(Problem requirements) Return a copy of each line that holds the string "föräldrar".

(Data entries)
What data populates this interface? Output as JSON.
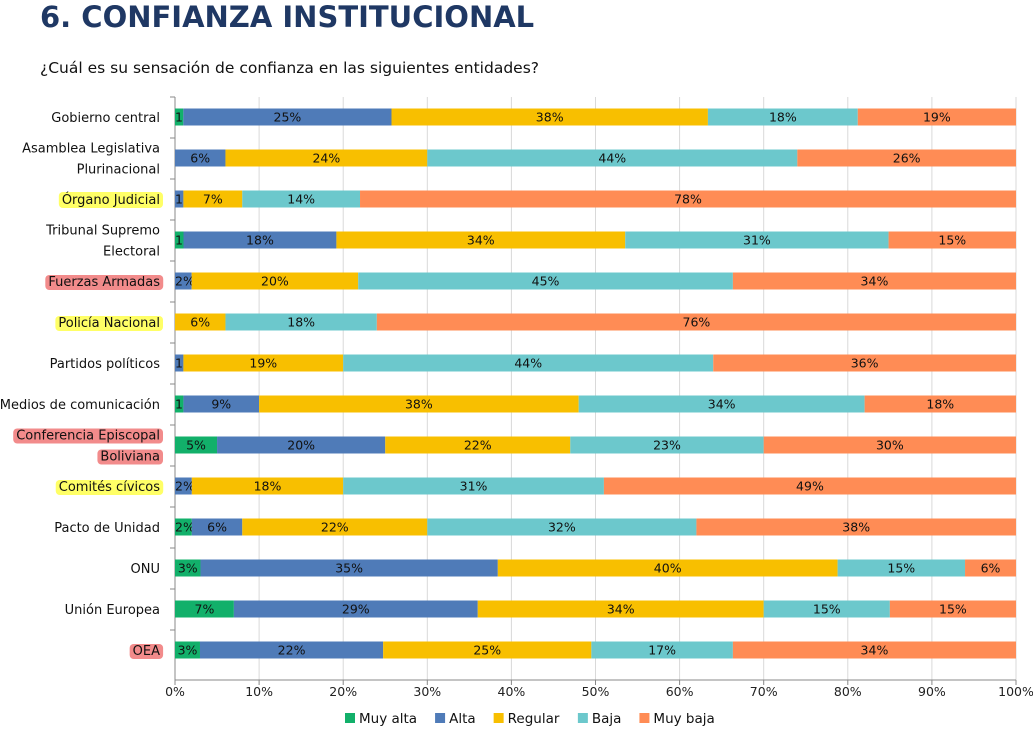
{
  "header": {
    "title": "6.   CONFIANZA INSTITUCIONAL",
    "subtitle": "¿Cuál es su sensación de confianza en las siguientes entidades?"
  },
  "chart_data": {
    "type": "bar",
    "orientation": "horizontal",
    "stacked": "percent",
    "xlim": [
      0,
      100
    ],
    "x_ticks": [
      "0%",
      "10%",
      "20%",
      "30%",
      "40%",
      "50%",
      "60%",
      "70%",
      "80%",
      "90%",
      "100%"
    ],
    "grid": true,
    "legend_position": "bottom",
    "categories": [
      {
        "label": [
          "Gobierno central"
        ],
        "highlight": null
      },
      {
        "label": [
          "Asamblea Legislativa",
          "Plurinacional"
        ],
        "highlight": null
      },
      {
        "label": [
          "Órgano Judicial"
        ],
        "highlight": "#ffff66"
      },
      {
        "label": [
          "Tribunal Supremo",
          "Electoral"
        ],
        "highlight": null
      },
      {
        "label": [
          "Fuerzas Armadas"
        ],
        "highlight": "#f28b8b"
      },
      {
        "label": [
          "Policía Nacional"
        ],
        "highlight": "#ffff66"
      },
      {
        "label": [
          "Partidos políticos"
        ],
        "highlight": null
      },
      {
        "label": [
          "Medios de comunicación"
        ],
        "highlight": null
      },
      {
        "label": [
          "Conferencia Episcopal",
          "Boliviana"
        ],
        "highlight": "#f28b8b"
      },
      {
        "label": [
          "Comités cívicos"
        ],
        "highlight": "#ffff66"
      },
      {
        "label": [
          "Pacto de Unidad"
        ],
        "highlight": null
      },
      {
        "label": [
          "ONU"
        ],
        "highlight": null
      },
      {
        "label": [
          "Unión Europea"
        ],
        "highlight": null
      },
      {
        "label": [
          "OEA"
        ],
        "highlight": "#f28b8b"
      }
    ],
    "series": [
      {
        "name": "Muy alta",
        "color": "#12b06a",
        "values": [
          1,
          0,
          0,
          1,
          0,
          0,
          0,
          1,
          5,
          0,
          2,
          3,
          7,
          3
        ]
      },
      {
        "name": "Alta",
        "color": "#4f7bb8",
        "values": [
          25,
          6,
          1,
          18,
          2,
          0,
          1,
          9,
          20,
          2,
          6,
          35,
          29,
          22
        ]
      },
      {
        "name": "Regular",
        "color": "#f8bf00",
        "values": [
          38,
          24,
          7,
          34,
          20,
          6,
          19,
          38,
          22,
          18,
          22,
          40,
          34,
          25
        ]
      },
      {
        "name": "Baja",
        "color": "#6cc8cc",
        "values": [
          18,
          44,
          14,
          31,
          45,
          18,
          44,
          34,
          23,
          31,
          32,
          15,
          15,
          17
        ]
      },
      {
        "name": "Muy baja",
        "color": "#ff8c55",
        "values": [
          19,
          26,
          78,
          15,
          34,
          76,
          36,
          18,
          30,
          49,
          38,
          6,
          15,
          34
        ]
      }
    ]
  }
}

==

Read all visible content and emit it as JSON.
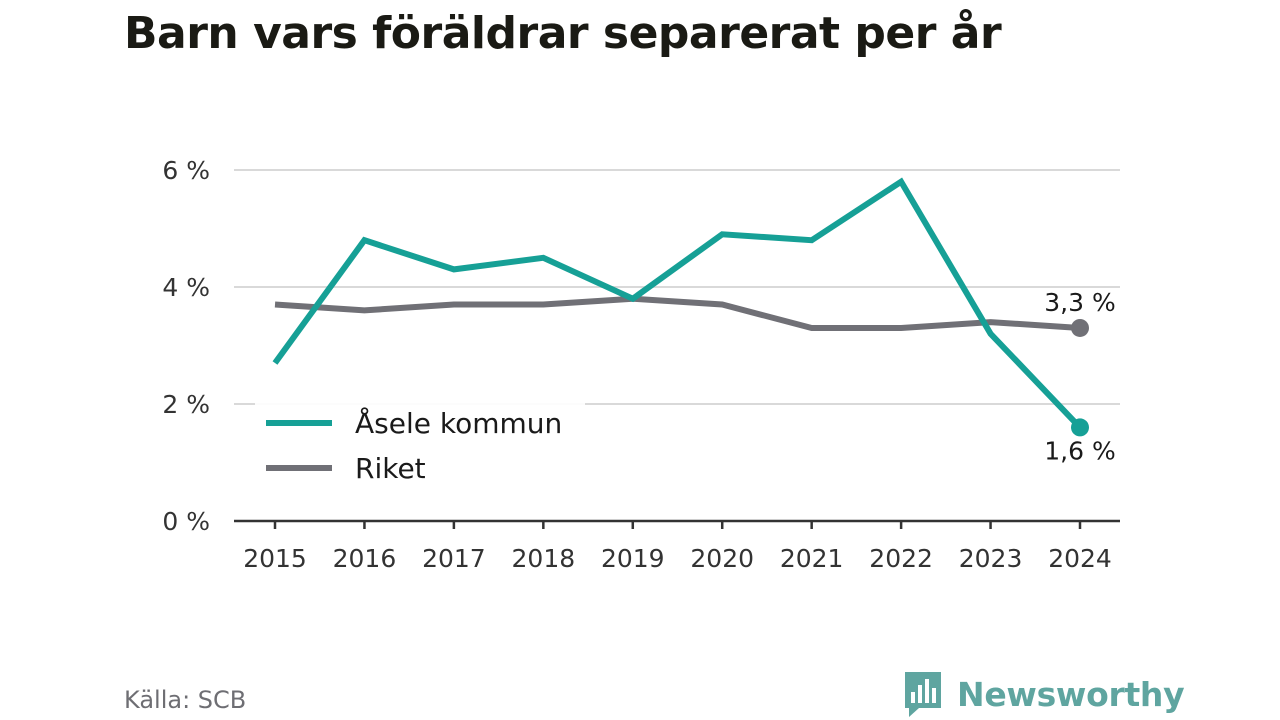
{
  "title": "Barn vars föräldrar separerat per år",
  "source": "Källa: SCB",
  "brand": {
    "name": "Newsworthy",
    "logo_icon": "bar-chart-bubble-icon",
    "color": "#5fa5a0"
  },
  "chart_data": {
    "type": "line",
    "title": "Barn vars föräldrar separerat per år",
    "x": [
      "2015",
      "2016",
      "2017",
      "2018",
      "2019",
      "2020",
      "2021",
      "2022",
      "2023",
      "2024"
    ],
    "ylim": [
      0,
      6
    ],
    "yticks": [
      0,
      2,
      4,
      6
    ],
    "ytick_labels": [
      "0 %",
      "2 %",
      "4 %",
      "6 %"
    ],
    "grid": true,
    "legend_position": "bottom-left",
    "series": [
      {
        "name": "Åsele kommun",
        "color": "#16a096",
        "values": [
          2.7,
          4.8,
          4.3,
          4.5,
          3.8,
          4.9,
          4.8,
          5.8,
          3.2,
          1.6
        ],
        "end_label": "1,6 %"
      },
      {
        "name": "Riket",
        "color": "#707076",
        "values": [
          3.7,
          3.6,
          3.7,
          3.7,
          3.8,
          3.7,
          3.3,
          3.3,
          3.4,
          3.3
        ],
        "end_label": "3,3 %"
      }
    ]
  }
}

(Answer to the problem)
  "title": "Barn vars föräldrar separerat per år",
    "title": "Barn vars föräldrar separerat per år",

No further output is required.